● **Dataset excerpts**
** Start **

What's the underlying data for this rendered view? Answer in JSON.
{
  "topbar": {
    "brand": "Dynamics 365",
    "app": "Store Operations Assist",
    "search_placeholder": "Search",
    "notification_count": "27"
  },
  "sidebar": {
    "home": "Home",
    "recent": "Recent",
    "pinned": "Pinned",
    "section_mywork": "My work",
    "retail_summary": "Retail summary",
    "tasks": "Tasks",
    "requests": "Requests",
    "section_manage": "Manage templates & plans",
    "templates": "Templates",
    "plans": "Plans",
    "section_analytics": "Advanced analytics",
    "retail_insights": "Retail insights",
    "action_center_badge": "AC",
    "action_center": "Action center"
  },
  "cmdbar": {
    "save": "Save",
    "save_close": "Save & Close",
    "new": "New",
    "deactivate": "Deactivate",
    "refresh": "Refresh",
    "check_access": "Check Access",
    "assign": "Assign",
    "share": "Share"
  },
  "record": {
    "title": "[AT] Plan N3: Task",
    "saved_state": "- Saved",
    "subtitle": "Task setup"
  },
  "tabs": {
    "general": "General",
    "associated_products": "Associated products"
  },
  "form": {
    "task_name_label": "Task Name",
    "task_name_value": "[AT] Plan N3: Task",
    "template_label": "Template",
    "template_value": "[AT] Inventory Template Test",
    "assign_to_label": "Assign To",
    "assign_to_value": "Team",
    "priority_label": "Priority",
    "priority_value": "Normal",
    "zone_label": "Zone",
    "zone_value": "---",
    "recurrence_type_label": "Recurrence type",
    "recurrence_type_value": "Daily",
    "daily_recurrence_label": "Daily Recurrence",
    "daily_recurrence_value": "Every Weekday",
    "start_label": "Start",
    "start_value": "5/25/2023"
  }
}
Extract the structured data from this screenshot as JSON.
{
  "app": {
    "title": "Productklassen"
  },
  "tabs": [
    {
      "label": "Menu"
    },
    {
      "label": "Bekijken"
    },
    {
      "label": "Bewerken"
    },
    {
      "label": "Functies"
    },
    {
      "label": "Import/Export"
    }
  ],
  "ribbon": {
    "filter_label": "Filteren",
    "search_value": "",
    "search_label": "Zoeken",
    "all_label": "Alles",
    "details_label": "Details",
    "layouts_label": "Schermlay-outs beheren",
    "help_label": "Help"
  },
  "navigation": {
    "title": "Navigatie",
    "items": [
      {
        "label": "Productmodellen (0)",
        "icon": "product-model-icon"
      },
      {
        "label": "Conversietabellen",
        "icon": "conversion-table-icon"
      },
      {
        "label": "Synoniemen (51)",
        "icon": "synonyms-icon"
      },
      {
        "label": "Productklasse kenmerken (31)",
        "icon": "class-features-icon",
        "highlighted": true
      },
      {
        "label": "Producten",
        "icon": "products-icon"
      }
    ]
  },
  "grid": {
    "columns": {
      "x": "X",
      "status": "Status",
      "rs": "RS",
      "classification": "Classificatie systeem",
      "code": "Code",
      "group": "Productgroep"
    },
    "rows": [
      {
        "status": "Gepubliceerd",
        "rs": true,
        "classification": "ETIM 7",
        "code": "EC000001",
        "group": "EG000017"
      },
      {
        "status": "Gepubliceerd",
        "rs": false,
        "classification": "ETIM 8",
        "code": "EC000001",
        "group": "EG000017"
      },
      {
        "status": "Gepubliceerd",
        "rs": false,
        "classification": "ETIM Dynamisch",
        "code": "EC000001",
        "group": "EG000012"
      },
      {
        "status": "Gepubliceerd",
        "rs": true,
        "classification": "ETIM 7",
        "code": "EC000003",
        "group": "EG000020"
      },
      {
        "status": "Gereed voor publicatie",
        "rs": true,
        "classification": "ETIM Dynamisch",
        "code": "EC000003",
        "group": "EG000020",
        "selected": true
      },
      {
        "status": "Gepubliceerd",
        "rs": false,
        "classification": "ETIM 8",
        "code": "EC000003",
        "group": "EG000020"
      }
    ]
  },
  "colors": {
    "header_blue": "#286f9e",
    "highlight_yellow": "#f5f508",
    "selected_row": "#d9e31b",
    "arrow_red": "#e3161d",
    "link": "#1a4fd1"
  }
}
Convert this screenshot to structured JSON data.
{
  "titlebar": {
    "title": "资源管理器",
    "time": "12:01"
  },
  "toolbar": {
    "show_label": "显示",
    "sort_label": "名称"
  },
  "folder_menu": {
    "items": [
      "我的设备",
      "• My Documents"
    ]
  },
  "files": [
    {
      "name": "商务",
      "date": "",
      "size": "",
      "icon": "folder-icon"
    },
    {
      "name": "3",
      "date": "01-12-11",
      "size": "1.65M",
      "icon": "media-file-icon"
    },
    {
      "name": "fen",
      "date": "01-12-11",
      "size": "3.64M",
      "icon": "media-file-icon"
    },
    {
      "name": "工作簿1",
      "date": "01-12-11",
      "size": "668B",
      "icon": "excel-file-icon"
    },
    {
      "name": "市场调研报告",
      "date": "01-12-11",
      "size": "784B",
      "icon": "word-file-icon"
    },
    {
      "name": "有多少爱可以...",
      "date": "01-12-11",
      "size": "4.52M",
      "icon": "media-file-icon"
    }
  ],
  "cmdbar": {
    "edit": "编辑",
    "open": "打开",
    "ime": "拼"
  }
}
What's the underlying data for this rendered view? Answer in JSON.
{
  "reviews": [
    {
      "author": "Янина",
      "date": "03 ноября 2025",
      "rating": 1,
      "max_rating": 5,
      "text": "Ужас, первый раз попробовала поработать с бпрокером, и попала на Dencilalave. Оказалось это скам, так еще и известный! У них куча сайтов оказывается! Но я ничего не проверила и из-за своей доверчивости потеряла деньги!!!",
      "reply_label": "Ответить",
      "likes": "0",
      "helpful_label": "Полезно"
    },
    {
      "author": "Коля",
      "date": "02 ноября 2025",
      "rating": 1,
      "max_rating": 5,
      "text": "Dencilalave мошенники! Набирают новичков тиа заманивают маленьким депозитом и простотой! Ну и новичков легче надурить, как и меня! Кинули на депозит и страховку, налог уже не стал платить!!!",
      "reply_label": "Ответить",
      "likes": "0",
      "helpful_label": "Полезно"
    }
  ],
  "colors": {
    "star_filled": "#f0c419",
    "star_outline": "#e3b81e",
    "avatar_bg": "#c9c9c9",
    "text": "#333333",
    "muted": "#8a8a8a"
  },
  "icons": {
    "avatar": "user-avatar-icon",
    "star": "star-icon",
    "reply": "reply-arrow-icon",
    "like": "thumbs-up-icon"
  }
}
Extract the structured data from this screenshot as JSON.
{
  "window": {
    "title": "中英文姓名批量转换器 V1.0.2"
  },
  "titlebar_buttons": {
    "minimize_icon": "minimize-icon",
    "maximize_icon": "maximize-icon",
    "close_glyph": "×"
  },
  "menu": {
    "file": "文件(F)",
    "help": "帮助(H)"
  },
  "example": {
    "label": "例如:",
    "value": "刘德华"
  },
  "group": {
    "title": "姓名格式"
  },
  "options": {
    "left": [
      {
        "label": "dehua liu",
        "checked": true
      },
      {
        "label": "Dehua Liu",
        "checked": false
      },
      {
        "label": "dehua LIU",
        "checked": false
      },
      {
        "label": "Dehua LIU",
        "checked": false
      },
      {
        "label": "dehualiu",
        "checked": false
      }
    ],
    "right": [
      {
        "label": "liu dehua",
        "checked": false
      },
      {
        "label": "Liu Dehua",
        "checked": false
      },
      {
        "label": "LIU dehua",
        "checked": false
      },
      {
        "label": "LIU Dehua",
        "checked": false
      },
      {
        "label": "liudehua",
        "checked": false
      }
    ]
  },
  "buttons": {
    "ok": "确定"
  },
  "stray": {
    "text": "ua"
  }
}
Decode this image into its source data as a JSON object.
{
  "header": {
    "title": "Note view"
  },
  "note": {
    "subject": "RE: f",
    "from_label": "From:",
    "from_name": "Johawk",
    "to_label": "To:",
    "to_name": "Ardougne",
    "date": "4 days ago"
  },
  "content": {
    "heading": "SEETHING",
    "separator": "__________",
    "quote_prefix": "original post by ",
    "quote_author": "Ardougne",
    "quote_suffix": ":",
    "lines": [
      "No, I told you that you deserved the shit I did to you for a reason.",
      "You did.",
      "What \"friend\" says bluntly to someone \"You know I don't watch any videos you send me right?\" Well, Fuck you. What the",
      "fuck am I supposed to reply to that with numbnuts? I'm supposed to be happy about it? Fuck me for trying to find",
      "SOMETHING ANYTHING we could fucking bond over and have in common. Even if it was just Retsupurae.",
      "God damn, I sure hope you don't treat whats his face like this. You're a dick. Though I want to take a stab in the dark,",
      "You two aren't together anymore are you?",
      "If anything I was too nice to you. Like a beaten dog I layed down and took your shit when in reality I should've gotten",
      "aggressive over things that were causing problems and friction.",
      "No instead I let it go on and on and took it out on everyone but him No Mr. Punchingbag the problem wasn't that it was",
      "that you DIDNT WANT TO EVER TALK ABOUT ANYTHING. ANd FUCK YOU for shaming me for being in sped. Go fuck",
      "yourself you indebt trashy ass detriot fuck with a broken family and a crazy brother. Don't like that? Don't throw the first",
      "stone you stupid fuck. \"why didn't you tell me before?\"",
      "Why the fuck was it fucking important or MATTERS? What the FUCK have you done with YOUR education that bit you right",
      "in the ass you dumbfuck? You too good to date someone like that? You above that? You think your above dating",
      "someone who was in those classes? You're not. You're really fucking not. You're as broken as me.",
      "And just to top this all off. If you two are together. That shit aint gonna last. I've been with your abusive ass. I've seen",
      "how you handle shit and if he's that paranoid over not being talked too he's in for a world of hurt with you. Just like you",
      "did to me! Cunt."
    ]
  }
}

** End **

● **TASK GOAL**
Where a line of the data holds "someone", show that line.

● **RESULT OF THE TASK**
      "What \"friend\" says bluntly to someone \"You know I don't watch any videos you send me right?\" Well, Fuck you. What the",
      "in the ass you dumbfuck? You too good to date someone like that? You above that? You think your above dating",
      "someone who was in those classes? You're not. You're really fucking not. You're as broken as me.",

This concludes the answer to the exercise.